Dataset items
##########
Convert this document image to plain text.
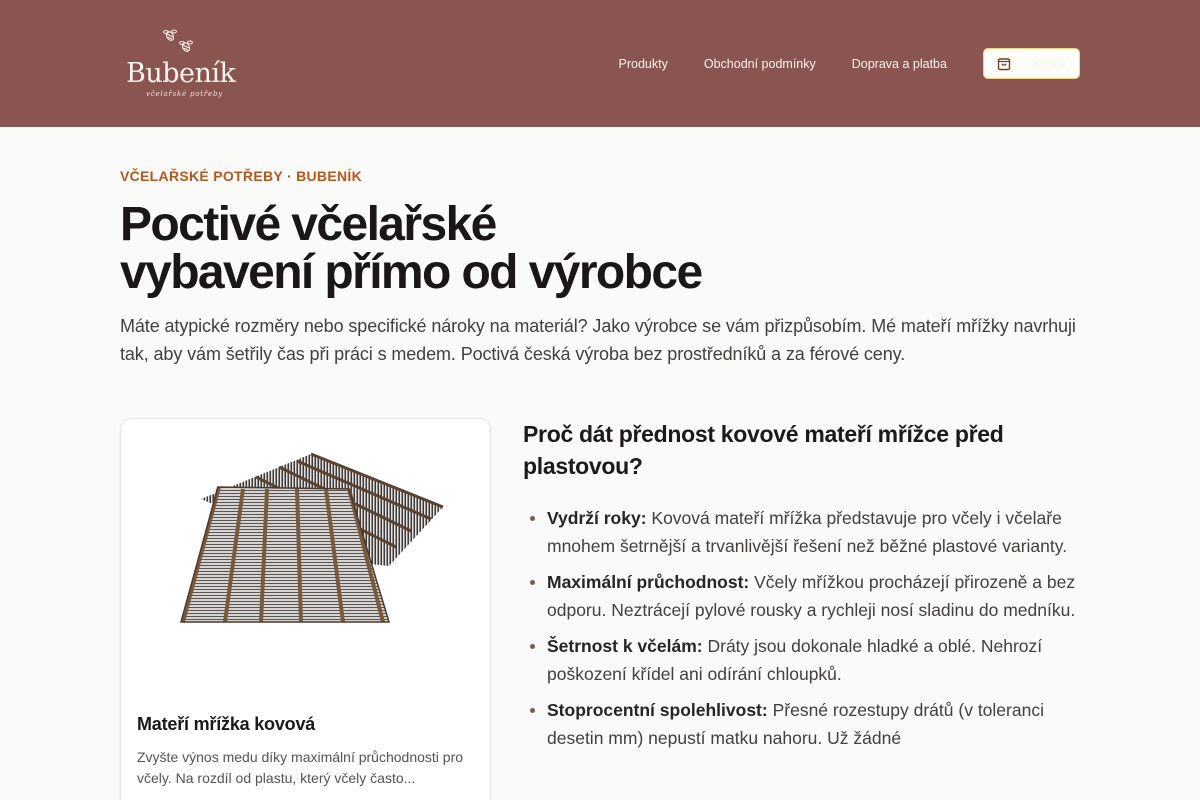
Bubeník
včelařské potřeby
Produkty	Obchodní podmínky	Doprava a platba	Košík
VČELAŘSKÉ POTŘEBY · BUBENÍK
Poctivé včelařské
vybavení přímo od výrobce

Máte atypické rozměry nebo specifické nároky na materiál? Jako výrobce se vám přizpůsobím. Mé mateří mřížky navrhuji tak, aby vám šetřily čas při práci s medem. Poctivá česká výroba bez prostředníků a za férové ceny.

Mateří mřížka kovová

Zvyšte výnos medu díky maximální průchodnosti pro včely. Na rozdíl od plastu, který včely často...

Proč dát přednost kovové mateří mřížce před plastovou?
Vydrží roky: Kovová mateří mřížka představuje pro včely i včelaře mnohem šetrnější a trvanlivější řešení než běžné plastové varianty.
Maximální průchodnost: Včely mřížkou procházejí přirozeně a bez odporu. Neztrácejí pylové rousky a rychleji nosí sladinu do medníku.
Šetrnost k včelám: Dráty jsou dokonale hladké a oblé. Nehrozí poškození křídel ani odírání chloupků.
Stoprocentní spolehlivost: Přesné rozestupy drátů (v toleranci desetin mm) nepustí matku nahoru. Už žádné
##########
Copy everything in the records above except the pictures, exactly as written.

Convert this document image to plain text.
Bubeník
včelařské potřeby
Produkty	Obchodní podmínky	Doprava a platba	Košík
VČELAŘSKÉ POTŘEBY · BUBENÍK
Poctivé včelařské
vybavení přímo od výrobce

Máte atypické rozměry nebo specifické nároky na materiál? Jako výrobce se vám přizpůsobím. Mé mateří mřížky navrhuji tak, aby vám šetřily čas při práci s medem. Poctivá česká výroba bez prostředníků a za férové ceny.

Mateří mřížka kovová

Zvyšte výnos medu díky maximální průchodnosti pro včely. Na rozdíl od plastu, který včely často...

Proč dát přednost kovové mateří mřížce před plastovou?
Vydrží roky: Kovová mateří mřížka představuje pro včely i včelaře mnohem šetrnější a trvanlivější řešení než běžné plastové varianty.
Maximální průchodnost: Včely mřížkou procházejí přirozeně a bez odporu. Neztrácejí pylové rousky a rychleji nosí sladinu do medníku.
Šetrnost k včelám: Dráty jsou dokonale hladké a oblé. Nehrozí poškození křídel ani odírání chloupků.
Stoprocentní spolehlivost: Přesné rozestupy drátů (v toleranci desetin mm) nepustí matku nahoru. Už žádné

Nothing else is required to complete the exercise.